**Work to complete**
Find each line with the word "color" in it, then give the total alone.

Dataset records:
****************************************

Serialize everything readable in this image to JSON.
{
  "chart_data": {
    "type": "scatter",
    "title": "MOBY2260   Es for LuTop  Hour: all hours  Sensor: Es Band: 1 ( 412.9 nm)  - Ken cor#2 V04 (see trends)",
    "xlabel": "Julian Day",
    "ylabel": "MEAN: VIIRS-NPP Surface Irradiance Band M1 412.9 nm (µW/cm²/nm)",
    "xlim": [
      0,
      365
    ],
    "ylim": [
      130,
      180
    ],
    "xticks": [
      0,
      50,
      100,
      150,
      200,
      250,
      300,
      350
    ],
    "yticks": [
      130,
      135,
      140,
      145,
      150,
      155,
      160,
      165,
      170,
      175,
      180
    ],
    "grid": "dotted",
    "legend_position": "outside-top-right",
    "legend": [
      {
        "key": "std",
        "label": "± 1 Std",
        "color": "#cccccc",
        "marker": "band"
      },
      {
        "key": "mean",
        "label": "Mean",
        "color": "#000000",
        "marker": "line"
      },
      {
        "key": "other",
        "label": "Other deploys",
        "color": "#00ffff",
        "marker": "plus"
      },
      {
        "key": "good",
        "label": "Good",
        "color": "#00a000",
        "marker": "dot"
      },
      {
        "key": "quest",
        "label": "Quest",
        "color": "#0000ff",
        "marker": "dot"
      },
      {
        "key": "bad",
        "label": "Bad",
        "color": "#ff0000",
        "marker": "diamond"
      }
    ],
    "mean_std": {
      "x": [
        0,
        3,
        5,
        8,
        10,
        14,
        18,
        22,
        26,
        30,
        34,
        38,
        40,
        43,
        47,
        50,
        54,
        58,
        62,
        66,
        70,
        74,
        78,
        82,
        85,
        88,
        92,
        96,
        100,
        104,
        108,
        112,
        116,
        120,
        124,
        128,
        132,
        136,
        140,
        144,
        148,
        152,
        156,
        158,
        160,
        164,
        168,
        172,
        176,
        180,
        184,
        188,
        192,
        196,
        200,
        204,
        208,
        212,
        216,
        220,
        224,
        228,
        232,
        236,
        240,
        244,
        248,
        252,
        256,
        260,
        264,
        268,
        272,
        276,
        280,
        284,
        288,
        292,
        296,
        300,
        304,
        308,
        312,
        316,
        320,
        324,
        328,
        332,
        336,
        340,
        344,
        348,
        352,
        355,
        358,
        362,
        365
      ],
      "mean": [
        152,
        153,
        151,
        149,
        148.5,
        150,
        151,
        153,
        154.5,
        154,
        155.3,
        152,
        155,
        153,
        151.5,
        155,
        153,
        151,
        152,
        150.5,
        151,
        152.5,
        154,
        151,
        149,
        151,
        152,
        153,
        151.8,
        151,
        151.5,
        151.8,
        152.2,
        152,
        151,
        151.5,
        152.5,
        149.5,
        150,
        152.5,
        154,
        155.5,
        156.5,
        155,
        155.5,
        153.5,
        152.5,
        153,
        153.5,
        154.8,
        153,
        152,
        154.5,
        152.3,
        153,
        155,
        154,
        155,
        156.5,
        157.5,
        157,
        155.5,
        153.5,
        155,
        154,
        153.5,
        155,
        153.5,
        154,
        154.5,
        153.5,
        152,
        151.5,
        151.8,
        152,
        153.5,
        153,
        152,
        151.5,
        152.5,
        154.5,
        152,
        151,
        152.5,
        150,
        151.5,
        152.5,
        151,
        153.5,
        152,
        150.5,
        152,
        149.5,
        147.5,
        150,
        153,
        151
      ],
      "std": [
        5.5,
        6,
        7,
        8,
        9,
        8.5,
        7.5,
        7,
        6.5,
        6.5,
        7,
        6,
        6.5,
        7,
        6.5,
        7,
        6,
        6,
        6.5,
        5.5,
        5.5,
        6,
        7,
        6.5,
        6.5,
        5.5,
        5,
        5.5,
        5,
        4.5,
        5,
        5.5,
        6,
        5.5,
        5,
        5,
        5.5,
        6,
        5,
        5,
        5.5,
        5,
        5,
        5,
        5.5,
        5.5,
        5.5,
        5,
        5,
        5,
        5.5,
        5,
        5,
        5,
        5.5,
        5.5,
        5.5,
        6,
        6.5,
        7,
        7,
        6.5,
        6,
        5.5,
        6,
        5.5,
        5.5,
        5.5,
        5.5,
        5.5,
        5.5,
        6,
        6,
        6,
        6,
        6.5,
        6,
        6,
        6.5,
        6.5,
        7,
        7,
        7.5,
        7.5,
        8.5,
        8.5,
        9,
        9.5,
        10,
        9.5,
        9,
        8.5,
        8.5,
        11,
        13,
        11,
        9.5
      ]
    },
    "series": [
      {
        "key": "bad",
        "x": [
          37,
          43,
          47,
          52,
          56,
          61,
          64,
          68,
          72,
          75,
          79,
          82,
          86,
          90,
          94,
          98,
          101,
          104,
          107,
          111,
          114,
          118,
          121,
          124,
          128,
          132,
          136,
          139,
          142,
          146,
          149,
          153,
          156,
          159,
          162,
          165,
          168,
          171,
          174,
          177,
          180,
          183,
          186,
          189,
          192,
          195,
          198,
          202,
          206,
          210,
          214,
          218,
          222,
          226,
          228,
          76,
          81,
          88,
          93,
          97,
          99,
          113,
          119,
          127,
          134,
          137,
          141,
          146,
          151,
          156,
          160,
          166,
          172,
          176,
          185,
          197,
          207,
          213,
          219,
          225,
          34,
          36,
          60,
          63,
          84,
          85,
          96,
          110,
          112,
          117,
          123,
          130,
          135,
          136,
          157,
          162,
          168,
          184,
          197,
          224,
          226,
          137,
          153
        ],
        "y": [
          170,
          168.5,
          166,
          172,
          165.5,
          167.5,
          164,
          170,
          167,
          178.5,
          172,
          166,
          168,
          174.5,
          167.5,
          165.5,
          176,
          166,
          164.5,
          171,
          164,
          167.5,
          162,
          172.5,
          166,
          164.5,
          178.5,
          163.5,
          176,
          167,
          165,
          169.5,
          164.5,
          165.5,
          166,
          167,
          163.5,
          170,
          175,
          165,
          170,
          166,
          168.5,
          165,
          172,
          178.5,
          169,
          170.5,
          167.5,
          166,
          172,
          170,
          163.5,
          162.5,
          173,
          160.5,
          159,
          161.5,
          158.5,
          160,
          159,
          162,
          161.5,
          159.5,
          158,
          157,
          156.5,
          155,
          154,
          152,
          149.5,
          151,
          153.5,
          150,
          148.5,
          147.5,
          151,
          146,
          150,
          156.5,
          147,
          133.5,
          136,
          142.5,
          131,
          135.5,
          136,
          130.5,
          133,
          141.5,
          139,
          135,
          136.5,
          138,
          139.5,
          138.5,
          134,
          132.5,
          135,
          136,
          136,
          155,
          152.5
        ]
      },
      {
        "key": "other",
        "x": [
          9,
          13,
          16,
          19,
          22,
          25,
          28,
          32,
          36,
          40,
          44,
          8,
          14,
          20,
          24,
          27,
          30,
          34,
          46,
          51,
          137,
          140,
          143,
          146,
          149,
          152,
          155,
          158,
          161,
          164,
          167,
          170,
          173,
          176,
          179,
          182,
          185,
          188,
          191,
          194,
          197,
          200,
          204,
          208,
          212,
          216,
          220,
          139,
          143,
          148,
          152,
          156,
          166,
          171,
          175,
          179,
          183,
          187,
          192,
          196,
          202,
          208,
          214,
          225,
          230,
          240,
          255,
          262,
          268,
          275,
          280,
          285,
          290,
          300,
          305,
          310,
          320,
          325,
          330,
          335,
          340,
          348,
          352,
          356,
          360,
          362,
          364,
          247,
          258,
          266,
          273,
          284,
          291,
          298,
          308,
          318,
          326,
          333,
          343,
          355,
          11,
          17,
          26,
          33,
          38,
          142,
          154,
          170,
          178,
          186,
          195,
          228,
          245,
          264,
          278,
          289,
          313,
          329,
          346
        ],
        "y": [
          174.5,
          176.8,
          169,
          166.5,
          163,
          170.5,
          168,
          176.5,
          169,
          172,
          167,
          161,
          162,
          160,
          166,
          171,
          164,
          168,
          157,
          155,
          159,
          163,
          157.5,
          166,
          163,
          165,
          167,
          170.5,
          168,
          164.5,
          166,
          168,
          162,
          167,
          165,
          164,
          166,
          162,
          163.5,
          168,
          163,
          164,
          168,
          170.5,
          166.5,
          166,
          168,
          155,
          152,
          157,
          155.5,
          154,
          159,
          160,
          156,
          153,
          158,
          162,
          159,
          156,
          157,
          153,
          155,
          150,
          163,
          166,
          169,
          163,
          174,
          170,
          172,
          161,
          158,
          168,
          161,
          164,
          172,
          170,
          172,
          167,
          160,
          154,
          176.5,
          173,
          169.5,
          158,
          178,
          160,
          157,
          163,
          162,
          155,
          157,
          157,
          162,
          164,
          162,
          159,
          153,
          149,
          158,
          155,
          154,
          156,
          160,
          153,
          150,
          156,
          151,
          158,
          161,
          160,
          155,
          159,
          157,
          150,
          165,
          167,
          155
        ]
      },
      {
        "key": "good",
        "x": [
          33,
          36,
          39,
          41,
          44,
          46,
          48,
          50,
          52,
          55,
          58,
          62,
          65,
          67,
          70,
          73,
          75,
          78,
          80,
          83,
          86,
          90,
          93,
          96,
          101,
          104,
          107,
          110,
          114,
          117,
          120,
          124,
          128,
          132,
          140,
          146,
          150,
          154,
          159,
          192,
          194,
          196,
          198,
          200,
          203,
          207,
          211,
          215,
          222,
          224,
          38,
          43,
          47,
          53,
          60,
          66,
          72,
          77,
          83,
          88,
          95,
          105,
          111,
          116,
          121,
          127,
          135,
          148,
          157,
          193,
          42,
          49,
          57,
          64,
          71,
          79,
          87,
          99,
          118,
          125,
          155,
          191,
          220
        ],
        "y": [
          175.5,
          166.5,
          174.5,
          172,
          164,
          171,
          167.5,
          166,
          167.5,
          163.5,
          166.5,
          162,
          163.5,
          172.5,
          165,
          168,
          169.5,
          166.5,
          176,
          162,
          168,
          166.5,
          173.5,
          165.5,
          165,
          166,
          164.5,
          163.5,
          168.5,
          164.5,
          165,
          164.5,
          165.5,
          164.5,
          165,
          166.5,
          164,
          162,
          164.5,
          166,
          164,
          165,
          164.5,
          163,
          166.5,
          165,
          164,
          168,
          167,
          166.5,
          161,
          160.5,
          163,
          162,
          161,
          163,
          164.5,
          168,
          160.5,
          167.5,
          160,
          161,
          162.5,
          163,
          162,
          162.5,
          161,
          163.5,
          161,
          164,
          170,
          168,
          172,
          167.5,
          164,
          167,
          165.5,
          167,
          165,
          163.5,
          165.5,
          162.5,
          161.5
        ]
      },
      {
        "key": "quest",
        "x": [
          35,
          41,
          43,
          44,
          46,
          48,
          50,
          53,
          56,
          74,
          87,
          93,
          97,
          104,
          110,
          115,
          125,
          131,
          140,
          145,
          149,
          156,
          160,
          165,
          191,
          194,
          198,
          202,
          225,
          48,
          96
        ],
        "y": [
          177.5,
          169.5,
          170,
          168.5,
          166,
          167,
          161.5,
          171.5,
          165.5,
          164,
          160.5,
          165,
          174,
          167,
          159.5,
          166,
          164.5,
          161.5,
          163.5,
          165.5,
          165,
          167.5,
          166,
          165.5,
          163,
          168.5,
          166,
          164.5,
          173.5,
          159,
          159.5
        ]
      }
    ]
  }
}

****************************************

**Output below**
6